=== BRIEF ===
From the entries below, copy out every line with "country" in it.

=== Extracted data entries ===

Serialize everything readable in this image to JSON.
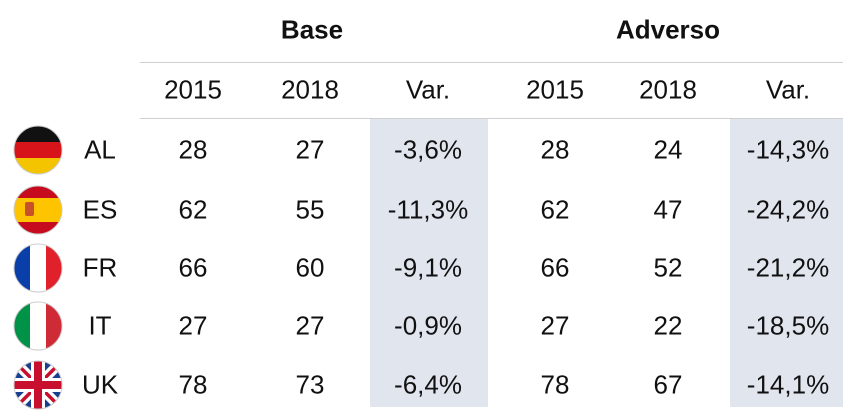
{
  "header": {
    "groups": [
      "Base",
      "Adverso"
    ],
    "columns": [
      "2015",
      "2018",
      "Var.",
      "2015",
      "2018",
      "Var."
    ]
  },
  "table": {
    "rows": [
      {
        "country": "AL",
        "cells": [
          "28",
          "27",
          "-3,6%",
          "28",
          "24",
          "-14,3%"
        ]
      },
      {
        "country": "ES",
        "cells": [
          "62",
          "55",
          "-11,3%",
          "62",
          "47",
          "-24,2%"
        ]
      },
      {
        "country": "FR",
        "cells": [
          "66",
          "60",
          "-9,1%",
          "66",
          "52",
          "-21,2%"
        ]
      },
      {
        "country": "IT",
        "cells": [
          "27",
          "27",
          "-0,9%",
          "27",
          "22",
          "-18,5%"
        ]
      },
      {
        "country": "UK",
        "cells": [
          "78",
          "73",
          "-6,4%",
          "78",
          "67",
          "-14,1%"
        ]
      }
    ]
  }
}
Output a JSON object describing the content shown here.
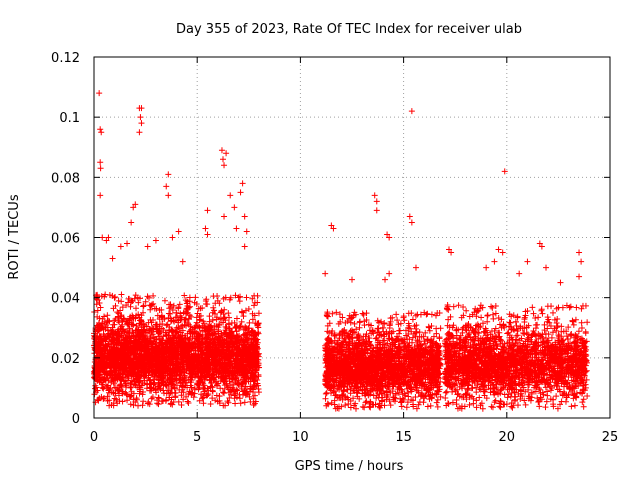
{
  "chart_data": {
    "type": "scatter",
    "title": "Day 355 of 2023, Rate Of TEC Index for receiver ulab",
    "xlabel": "GPS time / hours",
    "ylabel": "ROTI / TECUs",
    "xlim": [
      0,
      25
    ],
    "ylim": [
      0,
      0.12
    ],
    "xticks": [
      0,
      5,
      10,
      15,
      20,
      25
    ],
    "xtick_labels": [
      "0",
      "5",
      "10",
      "15",
      "20",
      "25"
    ],
    "yticks": [
      0,
      0.02,
      0.04,
      0.06,
      0.08,
      0.1,
      0.12
    ],
    "ytick_labels": [
      "0",
      "0.02",
      "0.04",
      "0.06",
      "0.08",
      "0.1",
      "0.12"
    ],
    "grid": true,
    "legend": false,
    "marker": "+",
    "color": "#ff0000",
    "data_segments": [
      {
        "x_start": 0.0,
        "x_end": 8.0,
        "typical_min": 0.004,
        "typical_max": 0.035,
        "median": 0.017
      },
      {
        "x_start": 11.2,
        "x_end": 16.8,
        "typical_min": 0.003,
        "typical_max": 0.03,
        "median": 0.015
      },
      {
        "x_start": 17.0,
        "x_end": 23.9,
        "typical_min": 0.003,
        "typical_max": 0.032,
        "median": 0.015
      }
    ],
    "points": [
      {
        "x": 0.25,
        "y": 0.108
      },
      {
        "x": 0.3,
        "y": 0.096
      },
      {
        "x": 0.35,
        "y": 0.095
      },
      {
        "x": 0.3,
        "y": 0.085
      },
      {
        "x": 0.32,
        "y": 0.083
      },
      {
        "x": 0.3,
        "y": 0.074
      },
      {
        "x": 0.4,
        "y": 0.06
      },
      {
        "x": 0.6,
        "y": 0.059
      },
      {
        "x": 0.7,
        "y": 0.06
      },
      {
        "x": 0.9,
        "y": 0.053
      },
      {
        "x": 1.3,
        "y": 0.057
      },
      {
        "x": 1.6,
        "y": 0.058
      },
      {
        "x": 1.8,
        "y": 0.065
      },
      {
        "x": 1.9,
        "y": 0.07
      },
      {
        "x": 2.0,
        "y": 0.071
      },
      {
        "x": 2.2,
        "y": 0.103
      },
      {
        "x": 2.25,
        "y": 0.1
      },
      {
        "x": 2.3,
        "y": 0.098
      },
      {
        "x": 2.2,
        "y": 0.095
      },
      {
        "x": 2.3,
        "y": 0.103
      },
      {
        "x": 2.6,
        "y": 0.057
      },
      {
        "x": 3.0,
        "y": 0.059
      },
      {
        "x": 3.5,
        "y": 0.077
      },
      {
        "x": 3.6,
        "y": 0.081
      },
      {
        "x": 3.6,
        "y": 0.074
      },
      {
        "x": 3.8,
        "y": 0.06
      },
      {
        "x": 4.1,
        "y": 0.062
      },
      {
        "x": 4.3,
        "y": 0.052
      },
      {
        "x": 5.4,
        "y": 0.063
      },
      {
        "x": 5.5,
        "y": 0.069
      },
      {
        "x": 5.5,
        "y": 0.061
      },
      {
        "x": 6.2,
        "y": 0.089
      },
      {
        "x": 6.25,
        "y": 0.086
      },
      {
        "x": 6.3,
        "y": 0.084
      },
      {
        "x": 6.4,
        "y": 0.088
      },
      {
        "x": 6.3,
        "y": 0.067
      },
      {
        "x": 6.6,
        "y": 0.074
      },
      {
        "x": 6.8,
        "y": 0.07
      },
      {
        "x": 6.9,
        "y": 0.063
      },
      {
        "x": 7.1,
        "y": 0.075
      },
      {
        "x": 7.2,
        "y": 0.078
      },
      {
        "x": 7.3,
        "y": 0.067
      },
      {
        "x": 7.4,
        "y": 0.062
      },
      {
        "x": 7.3,
        "y": 0.057
      },
      {
        "x": 11.2,
        "y": 0.048
      },
      {
        "x": 11.5,
        "y": 0.064
      },
      {
        "x": 11.6,
        "y": 0.063
      },
      {
        "x": 12.5,
        "y": 0.046
      },
      {
        "x": 13.6,
        "y": 0.074
      },
      {
        "x": 13.7,
        "y": 0.072
      },
      {
        "x": 13.7,
        "y": 0.069
      },
      {
        "x": 14.2,
        "y": 0.061
      },
      {
        "x": 14.3,
        "y": 0.06
      },
      {
        "x": 14.1,
        "y": 0.046
      },
      {
        "x": 14.3,
        "y": 0.048
      },
      {
        "x": 15.3,
        "y": 0.067
      },
      {
        "x": 15.4,
        "y": 0.065
      },
      {
        "x": 15.4,
        "y": 0.102
      },
      {
        "x": 15.6,
        "y": 0.05
      },
      {
        "x": 17.3,
        "y": 0.055
      },
      {
        "x": 17.2,
        "y": 0.056
      },
      {
        "x": 19.0,
        "y": 0.05
      },
      {
        "x": 19.4,
        "y": 0.052
      },
      {
        "x": 19.6,
        "y": 0.056
      },
      {
        "x": 19.9,
        "y": 0.082
      },
      {
        "x": 19.8,
        "y": 0.055
      },
      {
        "x": 20.6,
        "y": 0.048
      },
      {
        "x": 21.0,
        "y": 0.052
      },
      {
        "x": 21.6,
        "y": 0.058
      },
      {
        "x": 21.7,
        "y": 0.057
      },
      {
        "x": 21.9,
        "y": 0.05
      },
      {
        "x": 22.6,
        "y": 0.045
      },
      {
        "x": 23.5,
        "y": 0.055
      },
      {
        "x": 23.6,
        "y": 0.052
      },
      {
        "x": 23.5,
        "y": 0.047
      }
    ]
  }
}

=== WORKED SOLUTION ===
        "country": "AL",
        "country": "ES",
        "country": "FR",
        "country": "IT",
        "country": "UK",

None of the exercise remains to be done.